### Material provided
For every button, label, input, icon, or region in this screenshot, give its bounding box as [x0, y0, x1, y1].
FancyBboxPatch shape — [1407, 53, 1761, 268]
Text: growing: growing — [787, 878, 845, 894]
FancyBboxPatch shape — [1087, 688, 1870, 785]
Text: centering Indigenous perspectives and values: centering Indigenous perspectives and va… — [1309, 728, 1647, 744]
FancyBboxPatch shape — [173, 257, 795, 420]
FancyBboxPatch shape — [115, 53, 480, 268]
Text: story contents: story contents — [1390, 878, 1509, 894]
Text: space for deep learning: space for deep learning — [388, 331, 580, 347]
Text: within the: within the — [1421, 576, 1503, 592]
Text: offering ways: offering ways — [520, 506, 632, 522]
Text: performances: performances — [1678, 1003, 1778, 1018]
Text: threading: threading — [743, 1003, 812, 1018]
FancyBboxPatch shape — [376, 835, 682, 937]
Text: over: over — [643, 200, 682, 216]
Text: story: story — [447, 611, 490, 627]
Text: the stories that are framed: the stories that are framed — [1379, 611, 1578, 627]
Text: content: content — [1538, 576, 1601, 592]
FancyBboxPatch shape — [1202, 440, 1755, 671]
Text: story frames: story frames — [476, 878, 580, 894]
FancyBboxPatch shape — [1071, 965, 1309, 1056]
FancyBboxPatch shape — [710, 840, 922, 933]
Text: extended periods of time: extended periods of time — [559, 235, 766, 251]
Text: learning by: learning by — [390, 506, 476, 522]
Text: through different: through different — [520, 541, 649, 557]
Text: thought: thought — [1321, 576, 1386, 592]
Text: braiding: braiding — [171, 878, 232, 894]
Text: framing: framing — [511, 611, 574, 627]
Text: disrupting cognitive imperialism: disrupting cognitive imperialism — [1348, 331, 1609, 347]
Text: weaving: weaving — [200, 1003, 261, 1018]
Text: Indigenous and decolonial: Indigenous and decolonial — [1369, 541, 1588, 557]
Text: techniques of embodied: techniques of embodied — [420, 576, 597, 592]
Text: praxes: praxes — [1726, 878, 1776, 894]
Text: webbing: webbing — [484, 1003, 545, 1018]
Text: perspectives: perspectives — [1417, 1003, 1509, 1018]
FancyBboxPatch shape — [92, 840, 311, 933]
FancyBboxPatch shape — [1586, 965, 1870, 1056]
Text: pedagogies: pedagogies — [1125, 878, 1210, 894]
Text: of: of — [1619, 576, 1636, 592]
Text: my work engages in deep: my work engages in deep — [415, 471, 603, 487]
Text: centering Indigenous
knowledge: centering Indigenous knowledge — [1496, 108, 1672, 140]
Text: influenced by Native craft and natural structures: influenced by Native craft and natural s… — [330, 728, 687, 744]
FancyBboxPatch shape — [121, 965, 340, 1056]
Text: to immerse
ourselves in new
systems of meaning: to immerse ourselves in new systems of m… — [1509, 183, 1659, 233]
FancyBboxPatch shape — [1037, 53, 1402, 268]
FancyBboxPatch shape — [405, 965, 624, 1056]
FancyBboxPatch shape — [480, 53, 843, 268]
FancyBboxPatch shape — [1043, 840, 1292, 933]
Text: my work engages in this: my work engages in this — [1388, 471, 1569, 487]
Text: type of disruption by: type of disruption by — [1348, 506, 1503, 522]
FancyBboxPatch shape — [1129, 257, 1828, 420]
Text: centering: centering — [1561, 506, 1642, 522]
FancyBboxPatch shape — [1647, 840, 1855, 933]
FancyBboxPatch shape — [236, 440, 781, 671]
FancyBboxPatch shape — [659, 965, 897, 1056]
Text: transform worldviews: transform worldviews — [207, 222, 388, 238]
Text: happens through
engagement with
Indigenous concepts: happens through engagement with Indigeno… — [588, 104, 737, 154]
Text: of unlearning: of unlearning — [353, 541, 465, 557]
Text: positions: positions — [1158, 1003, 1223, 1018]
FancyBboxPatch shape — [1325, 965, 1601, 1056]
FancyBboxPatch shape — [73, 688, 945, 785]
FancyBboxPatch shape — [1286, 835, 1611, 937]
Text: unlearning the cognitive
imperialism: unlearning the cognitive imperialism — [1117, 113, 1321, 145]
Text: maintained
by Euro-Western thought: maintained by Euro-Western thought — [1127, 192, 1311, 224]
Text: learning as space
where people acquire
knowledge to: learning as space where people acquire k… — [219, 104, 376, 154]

### Set exercise
Copy out all the lines above again, unchanged.

### Solution to this exercise
For every button, label, input, icon, or region in this screenshot, give its bounding box as [x0, y0, x1, y1].
FancyBboxPatch shape — [1407, 53, 1761, 268]
Text: growing: growing — [787, 878, 845, 894]
FancyBboxPatch shape — [1087, 688, 1870, 785]
Text: centering Indigenous perspectives and values: centering Indigenous perspectives and va… — [1309, 728, 1647, 744]
FancyBboxPatch shape — [173, 257, 795, 420]
FancyBboxPatch shape — [115, 53, 480, 268]
Text: story contents: story contents — [1390, 878, 1509, 894]
Text: space for deep learning: space for deep learning — [388, 331, 580, 347]
Text: within the: within the — [1421, 576, 1503, 592]
Text: offering ways: offering ways — [520, 506, 632, 522]
Text: performances: performances — [1678, 1003, 1778, 1018]
Text: threading: threading — [743, 1003, 812, 1018]
FancyBboxPatch shape — [376, 835, 682, 937]
Text: over: over — [643, 200, 682, 216]
Text: story: story — [447, 611, 490, 627]
Text: the stories that are framed: the stories that are framed — [1379, 611, 1578, 627]
Text: content: content — [1538, 576, 1601, 592]
FancyBboxPatch shape — [1202, 440, 1755, 671]
Text: story frames: story frames — [476, 878, 580, 894]
FancyBboxPatch shape — [1071, 965, 1309, 1056]
FancyBboxPatch shape — [710, 840, 922, 933]
Text: extended periods of time: extended periods of time — [559, 235, 766, 251]
Text: learning by: learning by — [390, 506, 476, 522]
Text: through different: through different — [520, 541, 649, 557]
Text: thought: thought — [1321, 576, 1386, 592]
Text: braiding: braiding — [171, 878, 232, 894]
Text: framing: framing — [511, 611, 574, 627]
Text: disrupting cognitive imperialism: disrupting cognitive imperialism — [1348, 331, 1609, 347]
Text: weaving: weaving — [200, 1003, 261, 1018]
Text: Indigenous and decolonial: Indigenous and decolonial — [1369, 541, 1588, 557]
Text: techniques of embodied: techniques of embodied — [420, 576, 597, 592]
Text: praxes: praxes — [1726, 878, 1776, 894]
Text: webbing: webbing — [484, 1003, 545, 1018]
Text: perspectives: perspectives — [1417, 1003, 1509, 1018]
FancyBboxPatch shape — [92, 840, 311, 933]
FancyBboxPatch shape — [1586, 965, 1870, 1056]
Text: pedagogies: pedagogies — [1125, 878, 1210, 894]
Text: of: of — [1619, 576, 1636, 592]
Text: my work engages in deep: my work engages in deep — [415, 471, 603, 487]
Text: centering Indigenous
knowledge: centering Indigenous knowledge — [1496, 108, 1672, 140]
Text: influenced by Native craft and natural structures: influenced by Native craft and natural s… — [330, 728, 687, 744]
FancyBboxPatch shape — [121, 965, 340, 1056]
Text: to immerse
ourselves in new
systems of meaning: to immerse ourselves in new systems of m… — [1509, 183, 1659, 233]
FancyBboxPatch shape — [1037, 53, 1402, 268]
FancyBboxPatch shape — [405, 965, 624, 1056]
FancyBboxPatch shape — [480, 53, 843, 268]
FancyBboxPatch shape — [1043, 840, 1292, 933]
Text: my work engages in this: my work engages in this — [1388, 471, 1569, 487]
Text: type of disruption by: type of disruption by — [1348, 506, 1503, 522]
FancyBboxPatch shape — [1129, 257, 1828, 420]
Text: centering: centering — [1561, 506, 1642, 522]
FancyBboxPatch shape — [1647, 840, 1855, 933]
FancyBboxPatch shape — [236, 440, 781, 671]
FancyBboxPatch shape — [659, 965, 897, 1056]
Text: transform worldviews: transform worldviews — [207, 222, 388, 238]
Text: happens through
engagement with
Indigenous concepts: happens through engagement with Indigeno… — [588, 104, 737, 154]
Text: of unlearning: of unlearning — [353, 541, 465, 557]
Text: positions: positions — [1158, 1003, 1223, 1018]
FancyBboxPatch shape — [1325, 965, 1601, 1056]
FancyBboxPatch shape — [73, 688, 945, 785]
FancyBboxPatch shape — [1286, 835, 1611, 937]
Text: unlearning the cognitive
imperialism: unlearning the cognitive imperialism — [1117, 113, 1321, 145]
Text: maintained
by Euro-Western thought: maintained by Euro-Western thought — [1127, 192, 1311, 224]
Text: learning as space
where people acquire
knowledge to: learning as space where people acquire k… — [219, 104, 376, 154]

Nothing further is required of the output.